Goal: Gather all lines in the entries below that include the word "dynastie".
▼▼▼
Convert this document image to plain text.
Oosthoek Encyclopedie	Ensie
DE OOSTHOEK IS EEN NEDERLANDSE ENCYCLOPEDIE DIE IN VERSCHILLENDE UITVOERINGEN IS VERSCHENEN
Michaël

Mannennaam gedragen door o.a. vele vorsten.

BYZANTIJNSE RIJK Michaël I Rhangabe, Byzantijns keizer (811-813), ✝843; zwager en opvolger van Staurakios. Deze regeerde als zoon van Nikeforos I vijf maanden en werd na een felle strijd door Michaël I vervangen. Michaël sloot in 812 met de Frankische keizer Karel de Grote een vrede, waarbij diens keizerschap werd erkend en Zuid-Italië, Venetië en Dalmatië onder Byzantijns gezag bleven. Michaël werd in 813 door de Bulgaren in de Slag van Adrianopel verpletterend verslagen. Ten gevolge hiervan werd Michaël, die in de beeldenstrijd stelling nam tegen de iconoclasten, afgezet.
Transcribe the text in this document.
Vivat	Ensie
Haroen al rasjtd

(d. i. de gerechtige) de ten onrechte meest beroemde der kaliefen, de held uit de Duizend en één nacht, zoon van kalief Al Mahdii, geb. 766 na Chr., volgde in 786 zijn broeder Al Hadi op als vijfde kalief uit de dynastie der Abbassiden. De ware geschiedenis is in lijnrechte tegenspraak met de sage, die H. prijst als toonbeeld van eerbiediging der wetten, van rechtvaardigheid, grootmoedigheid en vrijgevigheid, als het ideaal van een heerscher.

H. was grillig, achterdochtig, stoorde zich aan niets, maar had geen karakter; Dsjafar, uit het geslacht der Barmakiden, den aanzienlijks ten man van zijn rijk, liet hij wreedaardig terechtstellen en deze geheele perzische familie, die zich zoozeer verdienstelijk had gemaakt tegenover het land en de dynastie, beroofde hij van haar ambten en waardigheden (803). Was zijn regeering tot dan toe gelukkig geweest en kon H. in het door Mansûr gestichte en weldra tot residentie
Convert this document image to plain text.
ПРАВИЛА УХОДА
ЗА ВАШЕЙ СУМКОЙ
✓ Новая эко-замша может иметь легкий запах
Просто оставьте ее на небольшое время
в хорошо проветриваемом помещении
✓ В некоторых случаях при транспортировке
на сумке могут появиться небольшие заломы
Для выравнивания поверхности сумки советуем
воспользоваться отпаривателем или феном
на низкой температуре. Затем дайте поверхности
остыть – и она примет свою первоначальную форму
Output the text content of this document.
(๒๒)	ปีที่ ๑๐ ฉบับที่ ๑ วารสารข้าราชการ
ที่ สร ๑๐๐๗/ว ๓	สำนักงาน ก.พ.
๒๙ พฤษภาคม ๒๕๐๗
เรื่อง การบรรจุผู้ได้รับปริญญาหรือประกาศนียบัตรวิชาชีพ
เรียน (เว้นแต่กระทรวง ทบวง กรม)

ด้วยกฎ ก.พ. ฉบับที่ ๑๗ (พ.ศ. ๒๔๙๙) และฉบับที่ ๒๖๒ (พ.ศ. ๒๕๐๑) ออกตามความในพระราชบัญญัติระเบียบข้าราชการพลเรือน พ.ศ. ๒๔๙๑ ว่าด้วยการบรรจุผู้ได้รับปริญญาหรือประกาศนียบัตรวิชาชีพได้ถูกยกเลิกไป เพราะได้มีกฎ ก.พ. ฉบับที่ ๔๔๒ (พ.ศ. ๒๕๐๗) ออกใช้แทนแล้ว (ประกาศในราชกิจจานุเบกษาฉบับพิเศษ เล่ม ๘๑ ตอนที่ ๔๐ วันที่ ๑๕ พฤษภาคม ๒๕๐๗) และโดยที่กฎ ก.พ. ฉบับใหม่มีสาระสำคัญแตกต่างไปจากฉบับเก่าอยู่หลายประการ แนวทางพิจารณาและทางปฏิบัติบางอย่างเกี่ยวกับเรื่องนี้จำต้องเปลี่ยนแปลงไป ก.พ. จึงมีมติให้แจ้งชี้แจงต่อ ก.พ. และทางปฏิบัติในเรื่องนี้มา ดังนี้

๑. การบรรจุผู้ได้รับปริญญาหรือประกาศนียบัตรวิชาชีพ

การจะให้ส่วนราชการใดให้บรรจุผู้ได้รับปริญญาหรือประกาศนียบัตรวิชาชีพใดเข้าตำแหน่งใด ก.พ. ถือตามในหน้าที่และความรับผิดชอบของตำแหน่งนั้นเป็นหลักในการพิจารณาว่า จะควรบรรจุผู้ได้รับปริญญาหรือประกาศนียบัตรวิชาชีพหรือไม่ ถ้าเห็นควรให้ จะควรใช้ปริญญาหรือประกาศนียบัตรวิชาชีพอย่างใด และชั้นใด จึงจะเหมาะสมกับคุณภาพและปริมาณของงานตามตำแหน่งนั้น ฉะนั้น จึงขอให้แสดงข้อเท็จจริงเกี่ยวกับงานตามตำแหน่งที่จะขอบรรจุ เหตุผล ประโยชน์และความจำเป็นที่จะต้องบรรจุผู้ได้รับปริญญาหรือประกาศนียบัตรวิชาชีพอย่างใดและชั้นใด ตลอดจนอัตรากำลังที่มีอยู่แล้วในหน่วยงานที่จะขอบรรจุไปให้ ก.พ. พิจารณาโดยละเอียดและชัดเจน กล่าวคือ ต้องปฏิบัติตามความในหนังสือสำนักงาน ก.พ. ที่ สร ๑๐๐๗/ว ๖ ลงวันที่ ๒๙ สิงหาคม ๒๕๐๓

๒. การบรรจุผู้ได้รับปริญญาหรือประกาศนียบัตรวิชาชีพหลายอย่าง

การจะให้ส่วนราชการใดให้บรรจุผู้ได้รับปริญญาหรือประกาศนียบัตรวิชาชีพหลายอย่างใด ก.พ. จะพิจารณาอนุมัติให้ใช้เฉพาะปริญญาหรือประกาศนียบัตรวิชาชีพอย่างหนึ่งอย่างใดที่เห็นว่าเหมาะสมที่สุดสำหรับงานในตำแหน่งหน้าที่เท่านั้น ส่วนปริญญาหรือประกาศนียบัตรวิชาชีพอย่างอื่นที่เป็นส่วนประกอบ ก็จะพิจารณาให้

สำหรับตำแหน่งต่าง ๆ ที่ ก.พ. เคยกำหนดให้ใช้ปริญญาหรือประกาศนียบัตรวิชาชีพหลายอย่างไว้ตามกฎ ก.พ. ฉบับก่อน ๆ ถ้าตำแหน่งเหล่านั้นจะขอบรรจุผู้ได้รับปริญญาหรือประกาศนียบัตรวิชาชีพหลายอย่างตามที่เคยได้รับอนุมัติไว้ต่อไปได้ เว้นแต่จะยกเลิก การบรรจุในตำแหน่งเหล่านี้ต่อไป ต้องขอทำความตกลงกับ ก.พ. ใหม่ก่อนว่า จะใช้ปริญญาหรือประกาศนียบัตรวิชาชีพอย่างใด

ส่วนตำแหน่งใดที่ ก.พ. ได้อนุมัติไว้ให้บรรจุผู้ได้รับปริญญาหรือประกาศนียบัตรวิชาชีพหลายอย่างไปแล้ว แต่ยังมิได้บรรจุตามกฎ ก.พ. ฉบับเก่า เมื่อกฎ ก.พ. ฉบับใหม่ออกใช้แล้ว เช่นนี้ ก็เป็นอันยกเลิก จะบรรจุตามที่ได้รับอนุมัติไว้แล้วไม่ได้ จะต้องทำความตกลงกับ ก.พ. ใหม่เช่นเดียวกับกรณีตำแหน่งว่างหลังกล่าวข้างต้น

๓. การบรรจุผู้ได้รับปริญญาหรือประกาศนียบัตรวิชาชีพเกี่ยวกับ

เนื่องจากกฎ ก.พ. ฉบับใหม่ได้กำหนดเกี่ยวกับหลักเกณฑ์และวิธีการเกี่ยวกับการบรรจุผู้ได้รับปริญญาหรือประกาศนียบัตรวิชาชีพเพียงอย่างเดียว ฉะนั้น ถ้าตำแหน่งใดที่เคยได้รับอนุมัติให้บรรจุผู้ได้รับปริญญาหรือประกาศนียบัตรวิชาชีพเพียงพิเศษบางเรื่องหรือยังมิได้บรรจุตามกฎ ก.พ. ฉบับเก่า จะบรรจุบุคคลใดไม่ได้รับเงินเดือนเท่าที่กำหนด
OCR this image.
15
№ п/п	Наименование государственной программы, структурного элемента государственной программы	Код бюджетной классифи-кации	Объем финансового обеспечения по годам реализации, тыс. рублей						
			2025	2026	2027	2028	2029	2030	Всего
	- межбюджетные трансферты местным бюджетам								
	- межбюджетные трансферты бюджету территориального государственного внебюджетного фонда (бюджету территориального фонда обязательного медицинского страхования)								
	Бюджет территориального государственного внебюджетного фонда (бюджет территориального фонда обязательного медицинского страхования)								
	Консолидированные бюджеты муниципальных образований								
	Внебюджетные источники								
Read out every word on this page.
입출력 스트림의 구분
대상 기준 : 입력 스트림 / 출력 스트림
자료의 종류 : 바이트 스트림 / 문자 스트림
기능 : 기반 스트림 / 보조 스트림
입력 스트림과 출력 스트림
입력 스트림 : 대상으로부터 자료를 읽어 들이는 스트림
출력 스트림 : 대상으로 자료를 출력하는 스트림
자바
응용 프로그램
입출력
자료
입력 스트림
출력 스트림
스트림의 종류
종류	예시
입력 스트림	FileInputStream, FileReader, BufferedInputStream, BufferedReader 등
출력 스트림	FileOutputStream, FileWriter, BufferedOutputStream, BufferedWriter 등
▲▲▲
The output:
(d. i. de gerechtige) de ten onrechte meest beroemde der kaliefen, de held uit de Duizend en één nacht, zoon van kalief Al Mahdii, geb. 766 na Chr., volgde in 786 zijn broeder Al Hadi op als vijfde kalief uit de dynastie der Abbassiden. De ware geschiedenis is in lijnrechte tegenspraak met de sage, die H. prijst als toonbeeld van eerbiediging der wetten, van rechtvaardigheid, grootmoedigheid en vrijgevigheid, als het ideaal van een heerscher.
H. was grillig, achterdochtig, stoorde zich aan niets, maar had geen karakter; Dsjafar, uit het geslacht der Barmakiden, den aanzienlijks ten man van zijn rijk, liet hij wreedaardig terechtstellen en deze geheele perzische familie, die zich zoozeer verdienstelijk had gemaakt tegenover het land en de dynastie, beroofde hij van haar ambten en waardigheden (803). Was zijn regeering tot dan toe gelukkig geweest en kon H. in het door Mansûr gestichte en weldra tot residentie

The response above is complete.